(Registros de anotação espacial)
###

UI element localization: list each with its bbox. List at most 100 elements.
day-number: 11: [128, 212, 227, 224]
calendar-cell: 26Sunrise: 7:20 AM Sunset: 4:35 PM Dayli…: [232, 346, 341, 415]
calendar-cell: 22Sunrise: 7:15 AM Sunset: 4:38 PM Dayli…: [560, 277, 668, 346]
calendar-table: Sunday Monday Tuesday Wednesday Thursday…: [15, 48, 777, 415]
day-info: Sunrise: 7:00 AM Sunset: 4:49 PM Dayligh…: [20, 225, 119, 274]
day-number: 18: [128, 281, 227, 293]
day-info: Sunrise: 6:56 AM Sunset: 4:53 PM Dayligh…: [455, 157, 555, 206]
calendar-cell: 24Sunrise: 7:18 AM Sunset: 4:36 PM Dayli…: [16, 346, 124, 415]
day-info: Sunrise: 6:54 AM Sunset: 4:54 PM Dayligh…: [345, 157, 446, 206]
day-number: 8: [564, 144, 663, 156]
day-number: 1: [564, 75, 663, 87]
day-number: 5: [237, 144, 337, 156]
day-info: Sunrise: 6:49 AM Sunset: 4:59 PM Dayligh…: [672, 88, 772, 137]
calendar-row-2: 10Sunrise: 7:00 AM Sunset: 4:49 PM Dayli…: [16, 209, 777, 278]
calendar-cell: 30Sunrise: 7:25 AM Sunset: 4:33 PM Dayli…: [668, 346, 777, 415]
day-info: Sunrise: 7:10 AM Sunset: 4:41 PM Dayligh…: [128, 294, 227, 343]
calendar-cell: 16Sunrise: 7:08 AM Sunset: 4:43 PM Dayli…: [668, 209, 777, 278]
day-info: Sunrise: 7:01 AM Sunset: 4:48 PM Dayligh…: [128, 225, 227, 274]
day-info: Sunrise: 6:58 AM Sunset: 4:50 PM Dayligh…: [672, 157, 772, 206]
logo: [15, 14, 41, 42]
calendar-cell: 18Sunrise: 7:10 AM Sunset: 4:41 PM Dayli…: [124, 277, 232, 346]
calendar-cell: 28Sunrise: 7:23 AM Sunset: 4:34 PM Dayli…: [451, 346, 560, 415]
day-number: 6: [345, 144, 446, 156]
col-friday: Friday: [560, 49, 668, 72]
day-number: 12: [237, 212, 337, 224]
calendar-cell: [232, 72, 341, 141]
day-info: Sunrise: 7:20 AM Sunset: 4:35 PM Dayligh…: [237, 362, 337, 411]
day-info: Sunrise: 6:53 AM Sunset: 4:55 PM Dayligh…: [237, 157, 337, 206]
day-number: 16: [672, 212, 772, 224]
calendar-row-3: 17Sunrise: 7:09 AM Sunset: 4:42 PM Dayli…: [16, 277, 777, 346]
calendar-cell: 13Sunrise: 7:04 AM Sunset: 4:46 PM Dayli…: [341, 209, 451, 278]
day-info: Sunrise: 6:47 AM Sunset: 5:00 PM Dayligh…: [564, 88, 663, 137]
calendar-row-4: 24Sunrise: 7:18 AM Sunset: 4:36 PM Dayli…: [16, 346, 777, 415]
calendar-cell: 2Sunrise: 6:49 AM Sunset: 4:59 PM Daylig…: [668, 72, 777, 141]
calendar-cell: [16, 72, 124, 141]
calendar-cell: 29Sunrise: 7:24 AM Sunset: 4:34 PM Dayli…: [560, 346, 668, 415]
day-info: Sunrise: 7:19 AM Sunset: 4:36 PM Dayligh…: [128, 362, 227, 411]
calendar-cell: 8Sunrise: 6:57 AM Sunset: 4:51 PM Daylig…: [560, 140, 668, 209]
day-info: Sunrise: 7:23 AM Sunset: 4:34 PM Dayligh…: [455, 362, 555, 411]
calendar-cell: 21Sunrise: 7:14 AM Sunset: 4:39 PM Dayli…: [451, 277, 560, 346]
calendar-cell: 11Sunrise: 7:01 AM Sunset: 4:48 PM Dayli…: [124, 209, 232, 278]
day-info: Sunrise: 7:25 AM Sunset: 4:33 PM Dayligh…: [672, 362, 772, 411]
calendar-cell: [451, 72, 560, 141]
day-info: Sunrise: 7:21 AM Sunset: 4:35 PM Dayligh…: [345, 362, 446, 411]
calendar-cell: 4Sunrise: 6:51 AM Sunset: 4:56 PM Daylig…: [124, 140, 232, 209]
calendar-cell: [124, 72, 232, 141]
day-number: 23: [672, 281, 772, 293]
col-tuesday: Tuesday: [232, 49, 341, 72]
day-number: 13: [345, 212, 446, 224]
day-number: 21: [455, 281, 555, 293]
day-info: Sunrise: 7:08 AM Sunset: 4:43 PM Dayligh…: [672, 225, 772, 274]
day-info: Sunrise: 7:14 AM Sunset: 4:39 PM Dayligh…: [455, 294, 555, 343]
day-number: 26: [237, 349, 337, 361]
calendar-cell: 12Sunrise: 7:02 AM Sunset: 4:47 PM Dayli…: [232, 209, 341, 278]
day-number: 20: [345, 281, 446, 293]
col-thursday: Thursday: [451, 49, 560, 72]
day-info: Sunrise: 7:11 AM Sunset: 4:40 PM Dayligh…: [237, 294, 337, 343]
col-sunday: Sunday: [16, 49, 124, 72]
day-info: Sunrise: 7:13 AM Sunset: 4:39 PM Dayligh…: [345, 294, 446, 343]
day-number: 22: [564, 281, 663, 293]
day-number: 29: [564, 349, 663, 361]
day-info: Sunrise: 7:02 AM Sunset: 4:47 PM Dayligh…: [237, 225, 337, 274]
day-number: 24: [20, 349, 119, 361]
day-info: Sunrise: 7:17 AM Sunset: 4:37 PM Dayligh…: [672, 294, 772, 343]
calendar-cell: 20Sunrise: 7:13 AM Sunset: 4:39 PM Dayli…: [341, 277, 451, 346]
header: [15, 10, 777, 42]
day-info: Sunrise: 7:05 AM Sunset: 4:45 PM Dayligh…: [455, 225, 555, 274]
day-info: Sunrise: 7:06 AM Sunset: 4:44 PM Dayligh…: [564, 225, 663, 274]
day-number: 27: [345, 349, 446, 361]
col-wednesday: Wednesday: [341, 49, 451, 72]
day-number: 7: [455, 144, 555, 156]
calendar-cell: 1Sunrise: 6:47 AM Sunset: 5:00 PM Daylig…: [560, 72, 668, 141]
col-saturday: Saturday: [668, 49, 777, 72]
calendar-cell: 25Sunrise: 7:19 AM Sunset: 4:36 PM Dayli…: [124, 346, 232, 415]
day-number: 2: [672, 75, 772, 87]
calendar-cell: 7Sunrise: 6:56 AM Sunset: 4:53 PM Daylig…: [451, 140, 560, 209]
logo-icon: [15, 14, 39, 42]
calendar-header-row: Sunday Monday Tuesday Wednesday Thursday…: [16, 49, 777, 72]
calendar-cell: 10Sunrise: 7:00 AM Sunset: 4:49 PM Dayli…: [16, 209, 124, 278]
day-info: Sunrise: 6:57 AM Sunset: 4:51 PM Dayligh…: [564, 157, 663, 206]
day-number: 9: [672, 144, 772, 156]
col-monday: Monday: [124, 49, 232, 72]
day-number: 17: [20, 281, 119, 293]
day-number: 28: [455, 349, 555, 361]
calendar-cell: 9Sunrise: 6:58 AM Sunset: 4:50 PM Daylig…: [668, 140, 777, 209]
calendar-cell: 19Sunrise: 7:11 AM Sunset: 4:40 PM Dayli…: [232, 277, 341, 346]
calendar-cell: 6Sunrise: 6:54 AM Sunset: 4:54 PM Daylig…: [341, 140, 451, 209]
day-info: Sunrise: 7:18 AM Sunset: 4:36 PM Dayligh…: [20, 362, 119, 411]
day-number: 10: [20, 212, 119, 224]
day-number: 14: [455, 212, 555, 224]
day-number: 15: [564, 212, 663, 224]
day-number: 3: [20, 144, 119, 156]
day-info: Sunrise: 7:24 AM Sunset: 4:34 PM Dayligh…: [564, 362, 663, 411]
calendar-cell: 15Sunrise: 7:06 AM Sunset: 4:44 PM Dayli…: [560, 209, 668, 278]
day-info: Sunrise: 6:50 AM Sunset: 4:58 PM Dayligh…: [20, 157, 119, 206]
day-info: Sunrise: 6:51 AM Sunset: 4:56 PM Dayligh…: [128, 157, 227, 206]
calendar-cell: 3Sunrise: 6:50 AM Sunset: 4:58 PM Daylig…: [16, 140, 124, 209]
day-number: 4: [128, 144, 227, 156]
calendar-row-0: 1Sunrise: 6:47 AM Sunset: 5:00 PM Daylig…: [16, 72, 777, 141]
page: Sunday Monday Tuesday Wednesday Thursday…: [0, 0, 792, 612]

###

**Instruções do exercício**
Substitua "Sunset" por "Dusk" nas linhas do material que vão do início até a linha com "calendar-cell: 22Sunrise: 7:15", incluída esta, e reproduza essas linhas sem nenhuma outra alteração.

**Resposta da tarefa**
UI element localization: list each with its bbox. List at most 100 elements.
day-number: 11: [128, 212, 227, 224]
calendar-cell: 26Sunrise: 7:20 AM Dusk: 4:35 PM Dayli…: [232, 346, 341, 415]
calendar-cell: 22Sunrise: 7:15 AM Dusk: 4:38 PM Dayli…: [560, 277, 668, 346]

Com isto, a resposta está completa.